REQUIREMENT: How many lines in the listing below include the word "allele"? Answer with the number and nothing else.
::: SUPPLIED MATERIAL
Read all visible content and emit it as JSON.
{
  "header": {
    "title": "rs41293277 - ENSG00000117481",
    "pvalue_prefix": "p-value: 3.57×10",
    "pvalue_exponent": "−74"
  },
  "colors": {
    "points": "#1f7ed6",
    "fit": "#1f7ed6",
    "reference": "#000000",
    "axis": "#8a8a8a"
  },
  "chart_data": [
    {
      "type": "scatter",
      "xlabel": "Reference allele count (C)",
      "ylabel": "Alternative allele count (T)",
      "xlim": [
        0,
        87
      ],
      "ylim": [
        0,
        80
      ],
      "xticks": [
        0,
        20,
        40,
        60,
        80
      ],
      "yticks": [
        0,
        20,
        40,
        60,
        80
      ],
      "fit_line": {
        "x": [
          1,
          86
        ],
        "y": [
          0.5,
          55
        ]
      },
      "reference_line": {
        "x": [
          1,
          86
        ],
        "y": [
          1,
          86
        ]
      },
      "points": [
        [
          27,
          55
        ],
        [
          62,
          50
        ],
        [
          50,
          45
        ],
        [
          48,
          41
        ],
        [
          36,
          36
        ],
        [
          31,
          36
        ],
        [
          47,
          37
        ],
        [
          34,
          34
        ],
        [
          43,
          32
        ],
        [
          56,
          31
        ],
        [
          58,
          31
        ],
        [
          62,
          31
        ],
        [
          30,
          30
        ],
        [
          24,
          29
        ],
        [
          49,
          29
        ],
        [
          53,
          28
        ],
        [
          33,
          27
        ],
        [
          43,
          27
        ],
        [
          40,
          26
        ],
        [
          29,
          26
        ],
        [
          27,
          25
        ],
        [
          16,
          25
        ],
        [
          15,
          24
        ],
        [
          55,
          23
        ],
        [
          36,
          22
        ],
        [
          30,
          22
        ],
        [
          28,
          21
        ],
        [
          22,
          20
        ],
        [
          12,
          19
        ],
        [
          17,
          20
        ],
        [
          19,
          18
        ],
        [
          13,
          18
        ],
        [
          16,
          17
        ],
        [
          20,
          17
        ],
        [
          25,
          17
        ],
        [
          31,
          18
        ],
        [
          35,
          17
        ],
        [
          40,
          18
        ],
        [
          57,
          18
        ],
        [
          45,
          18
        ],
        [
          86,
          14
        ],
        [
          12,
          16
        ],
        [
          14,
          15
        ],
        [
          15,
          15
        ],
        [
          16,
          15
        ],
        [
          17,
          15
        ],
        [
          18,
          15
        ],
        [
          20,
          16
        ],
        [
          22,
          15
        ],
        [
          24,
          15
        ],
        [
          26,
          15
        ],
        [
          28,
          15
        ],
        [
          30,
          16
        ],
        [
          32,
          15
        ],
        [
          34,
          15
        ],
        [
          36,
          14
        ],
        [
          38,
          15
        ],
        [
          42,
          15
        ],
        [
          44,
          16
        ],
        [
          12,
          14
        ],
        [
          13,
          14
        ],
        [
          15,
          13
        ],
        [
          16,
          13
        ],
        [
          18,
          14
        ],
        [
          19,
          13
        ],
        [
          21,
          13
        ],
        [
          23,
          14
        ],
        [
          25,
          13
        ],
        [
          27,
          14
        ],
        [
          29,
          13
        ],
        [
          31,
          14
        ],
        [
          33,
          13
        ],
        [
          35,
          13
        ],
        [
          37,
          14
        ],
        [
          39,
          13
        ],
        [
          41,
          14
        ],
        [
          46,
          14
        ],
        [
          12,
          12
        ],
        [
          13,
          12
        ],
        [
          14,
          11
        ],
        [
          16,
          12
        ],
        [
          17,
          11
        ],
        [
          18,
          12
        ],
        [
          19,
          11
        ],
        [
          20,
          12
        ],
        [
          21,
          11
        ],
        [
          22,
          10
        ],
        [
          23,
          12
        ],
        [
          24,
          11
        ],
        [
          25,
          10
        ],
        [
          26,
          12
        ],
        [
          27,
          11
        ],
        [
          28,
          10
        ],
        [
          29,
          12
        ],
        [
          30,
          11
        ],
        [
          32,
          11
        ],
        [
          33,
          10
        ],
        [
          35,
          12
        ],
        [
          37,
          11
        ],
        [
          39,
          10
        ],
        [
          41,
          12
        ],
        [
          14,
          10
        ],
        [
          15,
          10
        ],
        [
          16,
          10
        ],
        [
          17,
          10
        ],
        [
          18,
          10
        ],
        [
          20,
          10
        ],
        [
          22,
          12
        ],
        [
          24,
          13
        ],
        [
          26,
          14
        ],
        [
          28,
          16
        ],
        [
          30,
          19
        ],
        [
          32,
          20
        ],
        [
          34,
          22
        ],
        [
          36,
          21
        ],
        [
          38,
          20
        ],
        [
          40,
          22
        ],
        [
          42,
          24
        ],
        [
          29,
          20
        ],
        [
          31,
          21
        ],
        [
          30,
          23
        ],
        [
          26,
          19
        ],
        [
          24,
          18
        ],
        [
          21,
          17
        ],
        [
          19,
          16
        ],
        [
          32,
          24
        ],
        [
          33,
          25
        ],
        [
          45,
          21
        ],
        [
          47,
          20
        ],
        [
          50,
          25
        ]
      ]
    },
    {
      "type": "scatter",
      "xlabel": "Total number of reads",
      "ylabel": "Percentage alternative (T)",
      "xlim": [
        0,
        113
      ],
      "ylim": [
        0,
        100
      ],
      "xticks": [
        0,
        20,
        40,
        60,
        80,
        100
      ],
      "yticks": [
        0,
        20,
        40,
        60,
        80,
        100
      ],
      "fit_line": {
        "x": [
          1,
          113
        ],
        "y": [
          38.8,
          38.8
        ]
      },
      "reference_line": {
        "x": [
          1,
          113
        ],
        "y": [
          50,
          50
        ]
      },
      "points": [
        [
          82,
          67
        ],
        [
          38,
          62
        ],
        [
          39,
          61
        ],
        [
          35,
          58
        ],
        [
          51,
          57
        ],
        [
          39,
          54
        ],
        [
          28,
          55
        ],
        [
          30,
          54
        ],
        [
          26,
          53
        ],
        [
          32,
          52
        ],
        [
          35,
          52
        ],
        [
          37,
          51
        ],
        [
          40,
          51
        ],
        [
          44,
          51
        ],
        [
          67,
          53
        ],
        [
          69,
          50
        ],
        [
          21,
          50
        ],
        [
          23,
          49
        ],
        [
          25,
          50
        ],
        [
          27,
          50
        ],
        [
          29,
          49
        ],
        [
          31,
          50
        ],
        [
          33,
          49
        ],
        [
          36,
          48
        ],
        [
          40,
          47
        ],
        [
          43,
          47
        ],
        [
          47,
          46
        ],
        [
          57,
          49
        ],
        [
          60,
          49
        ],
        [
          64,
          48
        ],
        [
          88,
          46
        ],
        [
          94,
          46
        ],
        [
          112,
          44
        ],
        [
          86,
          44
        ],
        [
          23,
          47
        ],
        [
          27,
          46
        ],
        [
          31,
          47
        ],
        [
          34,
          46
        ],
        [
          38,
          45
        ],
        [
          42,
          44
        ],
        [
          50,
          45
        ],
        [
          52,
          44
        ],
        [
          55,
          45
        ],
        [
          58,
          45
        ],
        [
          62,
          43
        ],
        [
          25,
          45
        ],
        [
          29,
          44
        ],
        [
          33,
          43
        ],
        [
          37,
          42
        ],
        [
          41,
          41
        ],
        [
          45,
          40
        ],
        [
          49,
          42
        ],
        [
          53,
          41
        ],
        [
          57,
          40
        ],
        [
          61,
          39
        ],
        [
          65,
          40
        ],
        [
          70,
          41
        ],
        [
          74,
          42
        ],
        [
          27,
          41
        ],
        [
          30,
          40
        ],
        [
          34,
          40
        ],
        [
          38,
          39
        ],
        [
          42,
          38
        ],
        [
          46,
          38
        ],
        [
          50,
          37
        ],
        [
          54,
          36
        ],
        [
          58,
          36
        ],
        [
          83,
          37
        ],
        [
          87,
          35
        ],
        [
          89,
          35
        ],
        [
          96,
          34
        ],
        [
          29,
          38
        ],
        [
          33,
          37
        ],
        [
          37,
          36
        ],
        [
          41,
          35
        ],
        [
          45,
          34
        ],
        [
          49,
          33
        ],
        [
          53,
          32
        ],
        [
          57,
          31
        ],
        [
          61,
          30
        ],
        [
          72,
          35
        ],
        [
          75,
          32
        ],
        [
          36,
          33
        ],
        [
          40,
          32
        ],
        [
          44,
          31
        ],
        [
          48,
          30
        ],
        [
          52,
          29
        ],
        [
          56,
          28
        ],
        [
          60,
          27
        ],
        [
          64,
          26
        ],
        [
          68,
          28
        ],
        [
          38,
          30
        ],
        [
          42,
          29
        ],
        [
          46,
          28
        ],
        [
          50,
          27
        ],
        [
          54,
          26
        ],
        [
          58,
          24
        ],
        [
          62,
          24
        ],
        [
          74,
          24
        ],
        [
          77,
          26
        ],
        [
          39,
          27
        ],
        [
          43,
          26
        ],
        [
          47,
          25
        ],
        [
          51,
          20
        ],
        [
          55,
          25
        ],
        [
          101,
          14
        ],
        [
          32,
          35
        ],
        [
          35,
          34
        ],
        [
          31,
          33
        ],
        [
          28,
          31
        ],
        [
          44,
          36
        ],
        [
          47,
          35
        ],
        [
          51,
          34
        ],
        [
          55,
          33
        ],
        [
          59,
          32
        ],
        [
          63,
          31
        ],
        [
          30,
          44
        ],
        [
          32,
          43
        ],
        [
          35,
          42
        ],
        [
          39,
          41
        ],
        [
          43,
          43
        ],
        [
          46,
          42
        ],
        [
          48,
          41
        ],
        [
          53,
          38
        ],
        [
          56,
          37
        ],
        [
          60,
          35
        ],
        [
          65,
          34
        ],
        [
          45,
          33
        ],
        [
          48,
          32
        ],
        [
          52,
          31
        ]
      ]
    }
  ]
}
::::::
ANSWER: 2